<<<<

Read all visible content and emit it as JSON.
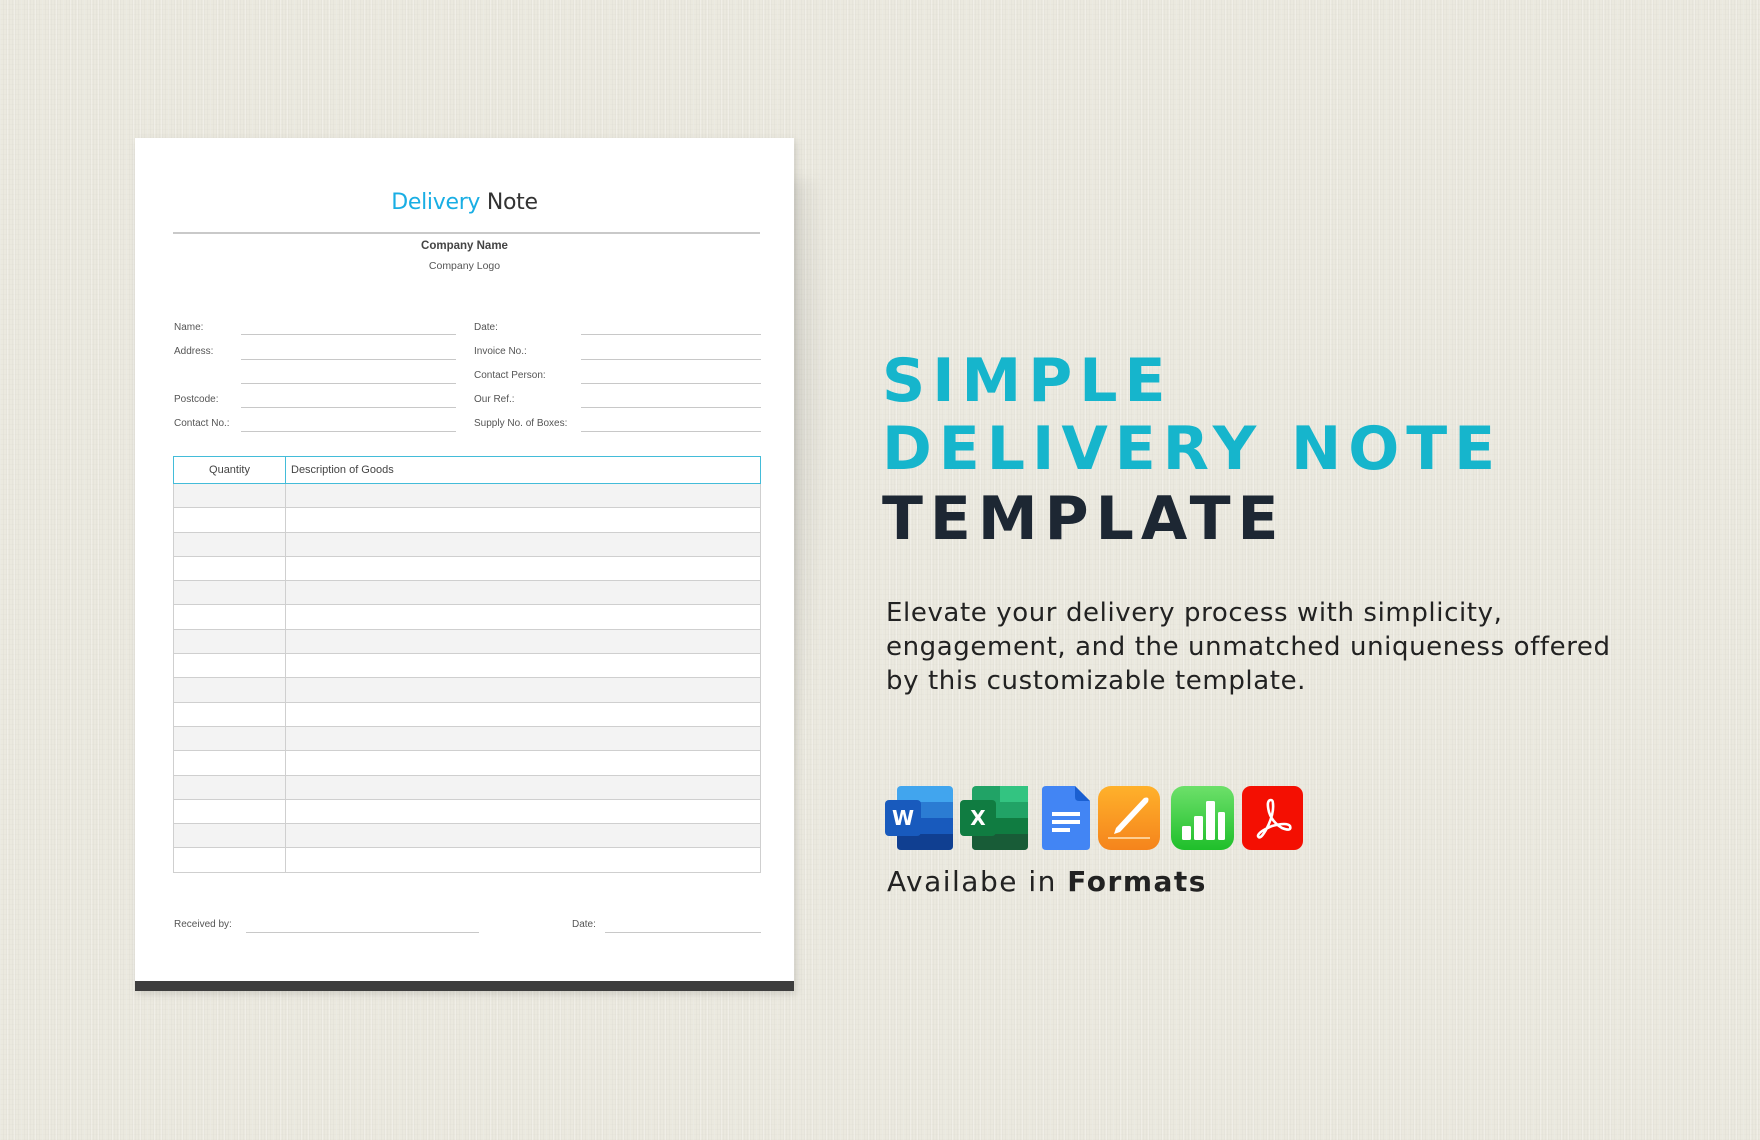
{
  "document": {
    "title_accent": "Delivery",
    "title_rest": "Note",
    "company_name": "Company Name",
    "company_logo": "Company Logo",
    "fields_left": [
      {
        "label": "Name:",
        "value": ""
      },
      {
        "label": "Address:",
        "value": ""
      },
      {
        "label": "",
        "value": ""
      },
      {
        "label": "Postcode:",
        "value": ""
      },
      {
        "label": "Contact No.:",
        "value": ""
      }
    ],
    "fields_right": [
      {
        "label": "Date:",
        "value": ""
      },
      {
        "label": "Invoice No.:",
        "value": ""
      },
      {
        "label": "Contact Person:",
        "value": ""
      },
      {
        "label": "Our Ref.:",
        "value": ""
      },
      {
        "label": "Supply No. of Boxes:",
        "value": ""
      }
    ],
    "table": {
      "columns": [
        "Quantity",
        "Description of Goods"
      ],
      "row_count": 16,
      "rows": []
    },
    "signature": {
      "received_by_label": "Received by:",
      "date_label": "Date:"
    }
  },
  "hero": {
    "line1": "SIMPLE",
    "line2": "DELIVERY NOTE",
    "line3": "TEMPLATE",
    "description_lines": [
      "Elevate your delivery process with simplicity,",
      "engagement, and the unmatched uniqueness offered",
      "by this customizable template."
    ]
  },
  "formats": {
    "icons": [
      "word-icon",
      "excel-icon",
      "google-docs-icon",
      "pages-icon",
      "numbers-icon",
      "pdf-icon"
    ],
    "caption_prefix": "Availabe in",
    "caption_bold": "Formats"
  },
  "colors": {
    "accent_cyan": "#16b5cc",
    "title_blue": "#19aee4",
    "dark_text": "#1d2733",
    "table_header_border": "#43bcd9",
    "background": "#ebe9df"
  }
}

>>>>

- _Exercise requirements_
Set down all the entries exactly as they appear, but skip any pictures.

- _Output below_
Read all visible content and emit it as JSON.
{
  "document": {
    "title_accent": "Delivery",
    "title_rest": "Note",
    "company_name": "Company Name",
    "company_logo": "Company Logo",
    "fields_left": [
      {
        "label": "Name:",
        "value": ""
      },
      {
        "label": "Address:",
        "value": ""
      },
      {
        "label": "",
        "value": ""
      },
      {
        "label": "Postcode:",
        "value": ""
      },
      {
        "label": "Contact No.:",
        "value": ""
      }
    ],
    "fields_right": [
      {
        "label": "Date:",
        "value": ""
      },
      {
        "label": "Invoice No.:",
        "value": ""
      },
      {
        "label": "Contact Person:",
        "value": ""
      },
      {
        "label": "Our Ref.:",
        "value": ""
      },
      {
        "label": "Supply No. of Boxes:",
        "value": ""
      }
    ],
    "table": {
      "columns": [
        "Quantity",
        "Description of Goods"
      ],
      "row_count": 16,
      "rows": []
    },
    "signature": {
      "received_by_label": "Received by:",
      "date_label": "Date:"
    }
  },
  "hero": {
    "line1": "SIMPLE",
    "line2": "DELIVERY NOTE",
    "line3": "TEMPLATE",
    "description_lines": [
      "Elevate your delivery process with simplicity,",
      "engagement, and the unmatched uniqueness offered",
      "by this customizable template."
    ]
  },
  "formats": {
    "icons": [
      "word-icon",
      "excel-icon",
      "google-docs-icon",
      "pages-icon",
      "numbers-icon",
      "pdf-icon"
    ],
    "caption_prefix": "Availabe in",
    "caption_bold": "Formats"
  },
  "colors": {
    "accent_cyan": "#16b5cc",
    "title_blue": "#19aee4",
    "dark_text": "#1d2733",
    "table_header_border": "#43bcd9",
    "background": "#ebe9df"
  }
}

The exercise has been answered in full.